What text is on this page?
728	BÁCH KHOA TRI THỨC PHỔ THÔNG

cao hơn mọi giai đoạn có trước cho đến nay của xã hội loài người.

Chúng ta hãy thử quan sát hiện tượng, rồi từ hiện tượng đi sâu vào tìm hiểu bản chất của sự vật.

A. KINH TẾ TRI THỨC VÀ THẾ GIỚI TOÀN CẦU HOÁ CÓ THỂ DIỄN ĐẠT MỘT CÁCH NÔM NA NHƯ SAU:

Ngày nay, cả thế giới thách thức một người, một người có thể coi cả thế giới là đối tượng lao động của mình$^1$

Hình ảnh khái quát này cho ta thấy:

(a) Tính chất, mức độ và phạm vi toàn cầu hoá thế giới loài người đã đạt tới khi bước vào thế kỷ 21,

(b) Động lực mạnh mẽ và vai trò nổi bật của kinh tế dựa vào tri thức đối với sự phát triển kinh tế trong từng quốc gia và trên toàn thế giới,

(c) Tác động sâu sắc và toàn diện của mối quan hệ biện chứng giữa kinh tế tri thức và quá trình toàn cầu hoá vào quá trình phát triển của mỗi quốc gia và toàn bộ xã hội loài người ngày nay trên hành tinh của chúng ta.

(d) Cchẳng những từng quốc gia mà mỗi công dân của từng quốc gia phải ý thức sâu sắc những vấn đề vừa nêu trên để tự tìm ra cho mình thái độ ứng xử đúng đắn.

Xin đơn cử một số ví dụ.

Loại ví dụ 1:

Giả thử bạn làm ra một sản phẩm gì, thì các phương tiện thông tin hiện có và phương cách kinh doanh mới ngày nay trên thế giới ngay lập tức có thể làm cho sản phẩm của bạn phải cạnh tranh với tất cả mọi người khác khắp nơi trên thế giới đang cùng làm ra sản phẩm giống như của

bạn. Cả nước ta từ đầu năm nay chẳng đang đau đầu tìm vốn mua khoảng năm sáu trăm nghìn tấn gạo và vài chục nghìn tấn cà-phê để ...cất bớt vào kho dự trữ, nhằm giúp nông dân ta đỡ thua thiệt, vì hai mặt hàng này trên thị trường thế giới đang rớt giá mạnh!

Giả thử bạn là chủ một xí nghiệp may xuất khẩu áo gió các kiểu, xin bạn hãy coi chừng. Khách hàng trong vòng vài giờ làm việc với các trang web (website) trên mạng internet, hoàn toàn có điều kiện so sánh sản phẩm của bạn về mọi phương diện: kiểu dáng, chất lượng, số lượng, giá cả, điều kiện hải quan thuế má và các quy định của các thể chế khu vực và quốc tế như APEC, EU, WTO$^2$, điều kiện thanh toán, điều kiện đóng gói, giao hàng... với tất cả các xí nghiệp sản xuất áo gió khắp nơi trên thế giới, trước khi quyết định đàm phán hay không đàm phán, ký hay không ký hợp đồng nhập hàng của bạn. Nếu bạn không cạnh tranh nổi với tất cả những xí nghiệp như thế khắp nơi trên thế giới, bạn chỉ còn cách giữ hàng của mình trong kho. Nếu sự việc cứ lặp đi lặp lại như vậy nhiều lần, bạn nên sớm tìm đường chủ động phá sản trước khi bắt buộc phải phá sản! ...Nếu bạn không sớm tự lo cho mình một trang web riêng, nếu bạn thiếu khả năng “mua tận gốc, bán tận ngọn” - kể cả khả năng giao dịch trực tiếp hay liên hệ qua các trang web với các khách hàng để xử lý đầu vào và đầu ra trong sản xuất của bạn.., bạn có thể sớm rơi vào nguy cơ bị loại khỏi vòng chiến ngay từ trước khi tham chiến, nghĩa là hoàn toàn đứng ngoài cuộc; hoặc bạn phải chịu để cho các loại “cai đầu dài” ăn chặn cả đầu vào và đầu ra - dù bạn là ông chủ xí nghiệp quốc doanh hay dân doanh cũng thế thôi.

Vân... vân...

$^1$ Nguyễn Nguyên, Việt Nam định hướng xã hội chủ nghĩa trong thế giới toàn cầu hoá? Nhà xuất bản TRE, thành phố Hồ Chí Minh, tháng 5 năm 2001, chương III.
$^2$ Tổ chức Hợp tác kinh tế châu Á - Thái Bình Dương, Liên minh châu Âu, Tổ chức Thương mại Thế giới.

________________________

### Goal
Out of the material above, select every line that holds the string "phẩm".

### Exercise result
Giả thử bạn làm ra một sản phẩm gì, thì các phương tiện thông tin hiện có và phương cách kinh doanh mới ngày nay trên thế giới ngay lập tức có thể làm cho sản phẩm của bạn phải cạnh tranh với tất cả mọi người khác khắp nơi trên thế giới đang cùng làm ra sản phẩm giống như của
Giả thử bạn là chủ một xí nghiệp may xuất khẩu áo gió các kiểu, xin bạn hãy coi chừng. Khách hàng trong vòng vài giờ làm việc với các trang web (website) trên mạng internet, hoàn toàn có điều kiện so sánh sản phẩm của bạn về mọi phương diện: kiểu dáng, chất lượng, số lượng, giá cả, điều kiện hải quan thuế má và các quy định của các thể chế khu vực và quốc tế như APEC, EU, WTO$^2$, điều kiện thanh toán, điều kiện đóng gói, giao hàng... với tất cả các xí nghiệp sản xuất áo gió khắp nơi trên thế giới, trước khi quyết định đàm phán hay không đàm phán, ký hay không ký hợp đồng nhập hàng của bạn. Nếu bạn không cạnh tranh nổi với tất cả những xí nghiệp như thế khắp nơi trên thế giới, bạn chỉ còn cách giữ hàng của mình trong kho. Nếu sự việc cứ lặp đi lặp lại như vậy nhiều lần, bạn nên sớm tìm đường chủ động phá sản trước khi bắt buộc phải phá sản! ...Nếu bạn không sớm tự lo cho mình một trang web riêng, nếu bạn thiếu khả năng “mua tận gốc, bán tận ngọn” - kể cả khả năng giao dịch trực tiếp hay liên hệ qua các trang web với các khách hàng để xử lý đầu vào và đầu ra trong sản xuất của bạn.., bạn có thể sớm rơi vào nguy cơ bị loại khỏi vòng chiến ngay từ trước khi tham chiến, nghĩa là hoàn toàn đứng ngoài cuộc; hoặc bạn phải chịu để cho các loại “cai đầu dài” ăn chặn cả đầu vào và đầu ra - dù bạn là ông chủ xí nghiệp quốc doanh hay dân doanh cũng thế thôi.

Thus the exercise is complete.